═════ Excerpted passage ═════
However, that's not to say impossible, nor should it mean that we stop giving people the chance. Prison should be about rehabilitation as well as justice being seen to be done, and we've all heard the adage about judging a society based on how it treats its prisoners.

It is fairly well documented that young offenders have notably high rates of learning difficulties, deprivation, bereavement or family breakdown, substance abuse issues, etc. We also know that prevention is better than cure. But because prevention does not yield financially calculable results (because you can't effectively measure the absence of crime), no one is prepared to pay for the vast injection of money needed in children's services, outreach and education that is needed despite the fact that it would save massive amounts of money long term.

MrsTerryPratchett · 10/05/2013 16:16

Yes, Bite and Toys you are right. It is not an excuse, no one said it was. And, one of the things that is rehabilitation and restorative justice IS victim empathy work. This tries to have them think about the victim and make them think about their grans as well.

ohbuggerhelp · 10/05/2013 16:19

The introduction of a benefits cap will help prevent some of these people being born in the first place, I suspect.

OutragedFromLeeds · 10/05/2013 16:21

I get that Faster, but my point is, it's too late for early intervention for many. We need to deal better with those people. It's cheaper to rehabilitate than it is to lock a 14 year old up for life. If he was 60 then it may be cheaper to lock him up than rehabilitate.

freddiefrog · 10/05/2013 16:22

how much help and training and support do the young people especially get in jails either there, or in the UK?

I'm not MrsTerry (obviously) but I am a foster carer for a young person currently going through Youth Offending at the moment, so coming from my experience, once our YP was actually convicted and in a YOI, support and education has been very good

While inside they had full time education, access to substance misuse therapy, counselling, training courses, etc. Our YP is now out on licence and is still getting the same level of support, but once the licence is up, YOT will withdraw and we'll revert to next to nothing

Our YP wasn't in a 'proper' prison, it was more about rehabilitation than just punishment.

However, whilst there is a lot of support and help there for our YP at the moment, it's next to impossible to get them to engage. While in the YOI they did very well, because they didn't really have any other choice, but now they're out they show up for a YOT appointment just long enough not to get breached. We can throw everything we can at them, and we encourage YP to make positive changes and good choices, but you can lead a horse to water but you can't make it drink as they saying goes

But, our YP is a product of their upbringing, we've only had them 7 months, 2 of which they were in a YOI, they had 16 years to get them to the position they were in when they came to us and you can't undo all that over night. All we can really do is keep throwing everything we've got at them, in the hope that one day they will decide to make these changes, and take these opportunities

OutragedFromLeeds · 10/05/2013 16:25

It's not an excuse bite,it's a fact. Completely ignoring why these kids did this is stupid and dangerous.
═════ Dataset ═════
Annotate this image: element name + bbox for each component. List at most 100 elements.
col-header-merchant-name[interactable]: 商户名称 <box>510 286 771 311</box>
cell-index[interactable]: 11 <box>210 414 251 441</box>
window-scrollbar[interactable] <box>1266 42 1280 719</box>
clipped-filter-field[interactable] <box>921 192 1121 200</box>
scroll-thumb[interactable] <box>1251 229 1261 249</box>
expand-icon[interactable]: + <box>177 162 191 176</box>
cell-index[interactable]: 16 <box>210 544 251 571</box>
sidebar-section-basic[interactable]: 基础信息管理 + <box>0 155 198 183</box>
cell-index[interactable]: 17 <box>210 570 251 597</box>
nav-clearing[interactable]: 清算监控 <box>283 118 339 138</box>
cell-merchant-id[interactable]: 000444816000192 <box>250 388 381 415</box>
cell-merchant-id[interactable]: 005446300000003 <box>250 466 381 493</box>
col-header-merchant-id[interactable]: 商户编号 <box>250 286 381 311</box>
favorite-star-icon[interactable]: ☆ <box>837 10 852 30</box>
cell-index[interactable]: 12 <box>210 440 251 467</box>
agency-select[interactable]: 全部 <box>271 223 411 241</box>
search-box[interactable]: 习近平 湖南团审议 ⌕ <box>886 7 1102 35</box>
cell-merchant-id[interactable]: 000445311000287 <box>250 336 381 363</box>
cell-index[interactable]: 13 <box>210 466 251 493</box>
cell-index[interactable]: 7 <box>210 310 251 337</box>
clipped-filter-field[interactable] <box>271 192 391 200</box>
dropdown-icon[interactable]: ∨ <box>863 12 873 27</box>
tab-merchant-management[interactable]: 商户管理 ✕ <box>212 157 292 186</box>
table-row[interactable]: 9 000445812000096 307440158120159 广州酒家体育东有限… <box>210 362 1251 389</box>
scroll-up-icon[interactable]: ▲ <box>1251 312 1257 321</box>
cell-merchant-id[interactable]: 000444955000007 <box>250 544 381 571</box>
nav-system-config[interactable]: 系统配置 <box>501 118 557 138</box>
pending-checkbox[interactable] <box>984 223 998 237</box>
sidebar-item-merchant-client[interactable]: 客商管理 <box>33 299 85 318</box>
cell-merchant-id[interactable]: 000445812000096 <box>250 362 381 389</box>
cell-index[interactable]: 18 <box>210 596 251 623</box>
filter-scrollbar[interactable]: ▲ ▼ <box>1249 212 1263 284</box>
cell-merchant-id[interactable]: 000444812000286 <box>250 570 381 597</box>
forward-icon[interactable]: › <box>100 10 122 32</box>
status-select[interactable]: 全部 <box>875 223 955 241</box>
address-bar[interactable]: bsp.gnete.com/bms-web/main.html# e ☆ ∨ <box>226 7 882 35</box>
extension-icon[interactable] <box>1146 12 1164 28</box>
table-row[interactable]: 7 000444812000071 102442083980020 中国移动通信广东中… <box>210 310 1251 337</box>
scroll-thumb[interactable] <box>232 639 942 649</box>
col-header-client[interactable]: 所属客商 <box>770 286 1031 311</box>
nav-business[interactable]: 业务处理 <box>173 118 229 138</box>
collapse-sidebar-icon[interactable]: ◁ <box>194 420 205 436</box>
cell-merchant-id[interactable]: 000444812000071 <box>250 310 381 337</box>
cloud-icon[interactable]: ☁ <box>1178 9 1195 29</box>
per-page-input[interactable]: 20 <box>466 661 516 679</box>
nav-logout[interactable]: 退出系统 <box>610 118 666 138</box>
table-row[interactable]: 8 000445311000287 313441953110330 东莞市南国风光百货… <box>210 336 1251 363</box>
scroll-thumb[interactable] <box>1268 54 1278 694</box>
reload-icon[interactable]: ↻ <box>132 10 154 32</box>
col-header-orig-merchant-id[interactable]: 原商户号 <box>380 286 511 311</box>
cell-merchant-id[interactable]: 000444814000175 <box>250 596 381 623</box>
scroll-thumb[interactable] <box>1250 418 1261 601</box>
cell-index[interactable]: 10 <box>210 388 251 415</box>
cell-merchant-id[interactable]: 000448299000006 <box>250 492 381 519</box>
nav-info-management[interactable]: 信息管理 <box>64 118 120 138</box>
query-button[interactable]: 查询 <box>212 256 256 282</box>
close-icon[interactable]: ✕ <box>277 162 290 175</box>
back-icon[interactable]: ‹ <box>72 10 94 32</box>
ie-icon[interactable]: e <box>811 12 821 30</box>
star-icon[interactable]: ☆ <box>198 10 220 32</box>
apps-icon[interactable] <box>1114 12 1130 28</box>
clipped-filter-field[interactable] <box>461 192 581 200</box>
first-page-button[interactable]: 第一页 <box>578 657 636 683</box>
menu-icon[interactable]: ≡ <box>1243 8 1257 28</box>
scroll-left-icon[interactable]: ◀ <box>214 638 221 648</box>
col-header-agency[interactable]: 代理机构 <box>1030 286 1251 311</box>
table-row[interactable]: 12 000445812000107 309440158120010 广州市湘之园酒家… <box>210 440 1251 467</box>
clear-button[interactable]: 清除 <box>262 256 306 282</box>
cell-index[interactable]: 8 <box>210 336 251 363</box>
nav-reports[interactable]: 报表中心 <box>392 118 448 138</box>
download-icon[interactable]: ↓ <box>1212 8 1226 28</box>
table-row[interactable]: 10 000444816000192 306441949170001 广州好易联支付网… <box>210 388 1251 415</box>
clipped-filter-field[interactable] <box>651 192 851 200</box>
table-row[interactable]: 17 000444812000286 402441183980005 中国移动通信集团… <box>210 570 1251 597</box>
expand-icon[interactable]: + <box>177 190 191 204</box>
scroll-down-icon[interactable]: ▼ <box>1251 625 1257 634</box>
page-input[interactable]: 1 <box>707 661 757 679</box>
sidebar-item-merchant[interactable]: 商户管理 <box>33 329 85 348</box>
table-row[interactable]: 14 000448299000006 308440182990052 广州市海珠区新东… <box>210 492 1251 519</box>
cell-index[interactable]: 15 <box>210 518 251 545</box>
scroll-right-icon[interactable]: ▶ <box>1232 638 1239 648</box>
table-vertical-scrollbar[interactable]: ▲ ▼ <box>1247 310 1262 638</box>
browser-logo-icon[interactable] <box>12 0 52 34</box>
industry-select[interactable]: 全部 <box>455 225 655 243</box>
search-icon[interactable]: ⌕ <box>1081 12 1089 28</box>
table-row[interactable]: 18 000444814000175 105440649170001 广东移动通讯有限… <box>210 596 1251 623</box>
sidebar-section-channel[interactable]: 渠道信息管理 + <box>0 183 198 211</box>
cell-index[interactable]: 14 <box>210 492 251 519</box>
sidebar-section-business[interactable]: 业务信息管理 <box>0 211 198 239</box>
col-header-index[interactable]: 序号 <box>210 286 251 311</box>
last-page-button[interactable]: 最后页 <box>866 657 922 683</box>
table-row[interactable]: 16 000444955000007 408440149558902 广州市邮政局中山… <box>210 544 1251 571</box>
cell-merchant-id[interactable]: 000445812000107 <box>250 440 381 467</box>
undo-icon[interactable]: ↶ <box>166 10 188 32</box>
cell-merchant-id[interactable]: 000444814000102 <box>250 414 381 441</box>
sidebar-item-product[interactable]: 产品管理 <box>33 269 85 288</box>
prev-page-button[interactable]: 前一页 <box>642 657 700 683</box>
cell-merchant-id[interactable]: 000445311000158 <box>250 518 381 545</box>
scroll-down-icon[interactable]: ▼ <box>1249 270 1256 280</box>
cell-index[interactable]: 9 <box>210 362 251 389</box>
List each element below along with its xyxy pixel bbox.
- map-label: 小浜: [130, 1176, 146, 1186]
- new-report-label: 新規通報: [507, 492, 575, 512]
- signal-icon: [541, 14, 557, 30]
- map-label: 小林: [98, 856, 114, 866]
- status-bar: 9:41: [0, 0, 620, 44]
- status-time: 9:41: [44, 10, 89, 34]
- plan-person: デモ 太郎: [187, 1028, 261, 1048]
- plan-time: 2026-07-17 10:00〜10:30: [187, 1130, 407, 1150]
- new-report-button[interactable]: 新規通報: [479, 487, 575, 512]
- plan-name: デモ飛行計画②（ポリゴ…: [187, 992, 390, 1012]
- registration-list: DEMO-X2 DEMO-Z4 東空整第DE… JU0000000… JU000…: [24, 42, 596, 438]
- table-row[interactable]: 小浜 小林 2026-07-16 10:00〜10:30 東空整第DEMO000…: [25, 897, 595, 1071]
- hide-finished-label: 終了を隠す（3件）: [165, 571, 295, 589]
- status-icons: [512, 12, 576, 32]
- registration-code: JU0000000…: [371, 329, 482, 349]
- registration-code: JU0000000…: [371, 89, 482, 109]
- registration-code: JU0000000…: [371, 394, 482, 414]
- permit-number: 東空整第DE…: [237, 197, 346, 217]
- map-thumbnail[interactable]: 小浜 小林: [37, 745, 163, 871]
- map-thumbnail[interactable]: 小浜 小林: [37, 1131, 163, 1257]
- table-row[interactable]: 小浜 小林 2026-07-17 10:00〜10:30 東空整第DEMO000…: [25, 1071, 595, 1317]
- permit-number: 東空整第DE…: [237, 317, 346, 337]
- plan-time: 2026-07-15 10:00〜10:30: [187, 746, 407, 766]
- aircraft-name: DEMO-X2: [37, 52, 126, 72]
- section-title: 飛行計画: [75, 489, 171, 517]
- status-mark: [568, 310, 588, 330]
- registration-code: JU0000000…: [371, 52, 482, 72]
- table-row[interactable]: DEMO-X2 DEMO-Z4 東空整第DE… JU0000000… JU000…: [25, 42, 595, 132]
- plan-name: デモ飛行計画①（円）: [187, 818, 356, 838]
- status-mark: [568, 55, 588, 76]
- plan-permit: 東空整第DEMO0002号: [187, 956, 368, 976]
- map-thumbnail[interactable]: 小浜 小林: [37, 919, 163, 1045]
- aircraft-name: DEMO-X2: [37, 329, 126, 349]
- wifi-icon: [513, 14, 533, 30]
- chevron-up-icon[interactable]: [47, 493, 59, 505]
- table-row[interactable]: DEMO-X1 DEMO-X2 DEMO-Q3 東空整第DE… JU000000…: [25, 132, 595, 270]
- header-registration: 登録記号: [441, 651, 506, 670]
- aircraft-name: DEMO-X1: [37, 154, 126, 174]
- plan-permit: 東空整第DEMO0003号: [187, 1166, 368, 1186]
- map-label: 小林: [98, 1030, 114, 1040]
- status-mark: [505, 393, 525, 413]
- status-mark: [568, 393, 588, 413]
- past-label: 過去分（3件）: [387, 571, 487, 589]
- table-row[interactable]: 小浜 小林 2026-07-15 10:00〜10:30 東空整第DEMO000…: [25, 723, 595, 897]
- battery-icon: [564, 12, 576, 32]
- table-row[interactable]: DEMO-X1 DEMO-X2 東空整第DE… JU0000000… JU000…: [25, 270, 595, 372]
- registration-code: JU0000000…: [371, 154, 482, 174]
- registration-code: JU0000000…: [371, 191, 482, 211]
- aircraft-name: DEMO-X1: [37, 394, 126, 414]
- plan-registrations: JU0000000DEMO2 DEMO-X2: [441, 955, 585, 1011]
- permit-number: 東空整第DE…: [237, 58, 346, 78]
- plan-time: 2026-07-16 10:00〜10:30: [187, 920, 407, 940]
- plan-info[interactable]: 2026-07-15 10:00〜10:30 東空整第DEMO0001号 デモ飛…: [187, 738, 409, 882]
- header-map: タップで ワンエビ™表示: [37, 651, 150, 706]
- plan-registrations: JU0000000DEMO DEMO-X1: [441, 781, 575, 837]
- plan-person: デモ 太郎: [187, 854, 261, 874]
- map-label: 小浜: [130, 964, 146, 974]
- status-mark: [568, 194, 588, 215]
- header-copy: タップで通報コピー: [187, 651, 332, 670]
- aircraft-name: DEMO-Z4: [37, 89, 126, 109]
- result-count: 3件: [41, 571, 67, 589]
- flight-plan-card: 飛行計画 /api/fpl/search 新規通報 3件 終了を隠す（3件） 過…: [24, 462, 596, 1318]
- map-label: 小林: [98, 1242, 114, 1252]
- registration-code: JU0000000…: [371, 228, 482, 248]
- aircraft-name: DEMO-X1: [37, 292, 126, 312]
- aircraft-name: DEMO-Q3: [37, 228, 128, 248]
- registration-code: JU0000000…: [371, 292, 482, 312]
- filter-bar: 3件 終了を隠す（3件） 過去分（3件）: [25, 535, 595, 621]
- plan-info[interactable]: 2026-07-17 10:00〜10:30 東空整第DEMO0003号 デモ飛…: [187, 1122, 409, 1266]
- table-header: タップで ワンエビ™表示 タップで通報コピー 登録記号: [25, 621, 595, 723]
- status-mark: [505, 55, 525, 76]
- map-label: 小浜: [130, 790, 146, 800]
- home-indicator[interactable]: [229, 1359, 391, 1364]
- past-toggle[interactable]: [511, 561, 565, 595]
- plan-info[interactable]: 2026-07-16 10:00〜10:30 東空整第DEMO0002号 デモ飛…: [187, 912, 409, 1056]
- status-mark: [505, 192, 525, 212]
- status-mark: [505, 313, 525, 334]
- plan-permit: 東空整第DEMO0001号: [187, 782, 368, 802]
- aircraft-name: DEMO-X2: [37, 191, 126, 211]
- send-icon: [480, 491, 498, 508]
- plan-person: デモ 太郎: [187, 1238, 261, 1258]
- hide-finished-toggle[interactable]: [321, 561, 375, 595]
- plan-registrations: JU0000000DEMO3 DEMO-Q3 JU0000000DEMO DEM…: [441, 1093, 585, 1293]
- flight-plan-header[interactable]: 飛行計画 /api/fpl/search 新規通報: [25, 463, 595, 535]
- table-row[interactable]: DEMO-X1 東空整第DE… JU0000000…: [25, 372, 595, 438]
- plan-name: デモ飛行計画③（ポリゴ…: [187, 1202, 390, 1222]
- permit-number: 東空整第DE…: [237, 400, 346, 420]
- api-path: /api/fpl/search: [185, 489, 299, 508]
═════
§ Try it
From the forum thread on rehabilitating young offenders, write out the passage that starts at "The introduction of" and ends at "or in the UK?".

§ Reply
The introduction of a benefits cap will help prevent some of these people being born in the first place, I suspect.

OutragedFromLeeds · 10/05/2013 16:21

I get that Faster, but my point is, it's too late for early intervention for many. We need to deal better with those people. It's cheaper to rehabilitate than it is to lock a 14 year old up for life. If he was 60 then it may be cheaper to lock him up than rehabilitate.

freddiefrog · 10/05/2013 16:22

how much help and training and support do the young people especially get in jails either there, or in the UK?